(Rows from a figure dataset)

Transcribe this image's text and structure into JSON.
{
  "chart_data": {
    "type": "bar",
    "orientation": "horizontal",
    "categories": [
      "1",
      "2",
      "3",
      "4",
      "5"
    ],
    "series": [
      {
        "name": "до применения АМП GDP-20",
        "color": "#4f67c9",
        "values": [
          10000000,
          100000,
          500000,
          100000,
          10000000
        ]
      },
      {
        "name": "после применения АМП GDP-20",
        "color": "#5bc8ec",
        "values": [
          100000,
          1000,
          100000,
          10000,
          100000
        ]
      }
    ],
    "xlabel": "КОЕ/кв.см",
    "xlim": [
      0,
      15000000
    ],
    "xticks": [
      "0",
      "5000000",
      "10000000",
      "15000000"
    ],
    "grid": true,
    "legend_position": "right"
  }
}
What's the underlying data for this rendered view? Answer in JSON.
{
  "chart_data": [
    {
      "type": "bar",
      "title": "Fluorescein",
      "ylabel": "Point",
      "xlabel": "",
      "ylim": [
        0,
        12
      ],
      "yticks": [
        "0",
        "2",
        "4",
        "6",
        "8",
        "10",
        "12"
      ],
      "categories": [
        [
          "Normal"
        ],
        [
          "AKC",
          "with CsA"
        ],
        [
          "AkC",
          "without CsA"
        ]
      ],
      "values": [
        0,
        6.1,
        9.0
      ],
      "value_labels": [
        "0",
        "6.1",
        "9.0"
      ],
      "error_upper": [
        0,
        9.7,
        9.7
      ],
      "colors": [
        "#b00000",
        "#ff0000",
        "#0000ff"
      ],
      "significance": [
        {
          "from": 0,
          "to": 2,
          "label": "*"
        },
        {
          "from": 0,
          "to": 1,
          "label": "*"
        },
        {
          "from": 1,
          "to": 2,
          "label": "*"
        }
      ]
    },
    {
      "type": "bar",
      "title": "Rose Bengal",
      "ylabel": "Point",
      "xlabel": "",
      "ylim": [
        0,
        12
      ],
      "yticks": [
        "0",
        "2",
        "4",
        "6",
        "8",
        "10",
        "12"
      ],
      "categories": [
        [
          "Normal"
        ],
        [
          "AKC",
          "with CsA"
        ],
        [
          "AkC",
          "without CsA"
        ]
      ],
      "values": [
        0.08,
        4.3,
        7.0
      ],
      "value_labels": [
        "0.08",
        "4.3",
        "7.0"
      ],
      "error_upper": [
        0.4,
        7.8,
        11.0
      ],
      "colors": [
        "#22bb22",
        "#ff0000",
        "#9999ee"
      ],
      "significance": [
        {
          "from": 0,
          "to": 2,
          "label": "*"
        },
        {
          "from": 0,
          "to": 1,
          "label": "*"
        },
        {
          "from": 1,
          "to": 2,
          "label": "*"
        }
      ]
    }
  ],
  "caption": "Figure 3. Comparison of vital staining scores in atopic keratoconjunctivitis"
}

** Directive **
Repeat every entry word for word.

** Written response **
Transcribe this image's text and structure into JSON.
{
  "chart_data": {
    "type": "bar",
    "orientation": "horizontal",
    "categories": [
      "1",
      "2",
      "3",
      "4",
      "5"
    ],
    "series": [
      {
        "name": "до применения АМП GDP-20",
        "color": "#4f67c9",
        "values": [
          10000000,
          100000,
          500000,
          100000,
          10000000
        ]
      },
      {
        "name": "после применения АМП GDP-20",
        "color": "#5bc8ec",
        "values": [
          100000,
          1000,
          100000,
          10000,
          100000
        ]
      }
    ],
    "xlabel": "КОЕ/кв.см",
    "xlim": [
      0,
      15000000
    ],
    "xticks": [
      "0",
      "5000000",
      "10000000",
      "15000000"
    ],
    "grid": true,
    "legend_position": "right"
  }
}
What's the underlying data for this rendered view? Answer in JSON.
{
  "chart_data": [
    {
      "type": "bar",
      "title": "Fluorescein",
      "ylabel": "Point",
      "xlabel": "",
      "ylim": [
        0,
        12
      ],
      "yticks": [
        "0",
        "2",
        "4",
        "6",
        "8",
        "10",
        "12"
      ],
      "categories": [
        [
          "Normal"
        ],
        [
          "AKC",
          "with CsA"
        ],
        [
          "AkC",
          "without CsA"
        ]
      ],
      "values": [
        0,
        6.1,
        9.0
      ],
      "value_labels": [
        "0",
        "6.1",
        "9.0"
      ],
      "error_upper": [
        0,
        9.7,
        9.7
      ],
      "colors": [
        "#b00000",
        "#ff0000",
        "#0000ff"
      ],
      "significance": [
        {
          "from": 0,
          "to": 2,
          "label": "*"
        },
        {
          "from": 0,
          "to": 1,
          "label": "*"
        },
        {
          "from": 1,
          "to": 2,
          "label": "*"
        }
      ]
    },
    {
      "type": "bar",
      "title": "Rose Bengal",
      "ylabel": "Point",
      "xlabel": "",
      "ylim": [
        0,
        12
      ],
      "yticks": [
        "0",
        "2",
        "4",
        "6",
        "8",
        "10",
        "12"
      ],
      "categories": [
        [
          "Normal"
        ],
        [
          "AKC",
          "with CsA"
        ],
        [
          "AkC",
          "without CsA"
        ]
      ],
      "values": [
        0.08,
        4.3,
        7.0
      ],
      "value_labels": [
        "0.08",
        "4.3",
        "7.0"
      ],
      "error_upper": [
        0.4,
        7.8,
        11.0
      ],
      "colors": [
        "#22bb22",
        "#ff0000",
        "#9999ee"
      ],
      "significance": [
        {
          "from": 0,
          "to": 2,
          "label": "*"
        },
        {
          "from": 0,
          "to": 1,
          "label": "*"
        },
        {
          "from": 1,
          "to": 2,
          "label": "*"
        }
      ]
    }
  ],
  "caption": "Figure 3. Comparison of vital staining scores in atopic keratoconjunctivitis"
}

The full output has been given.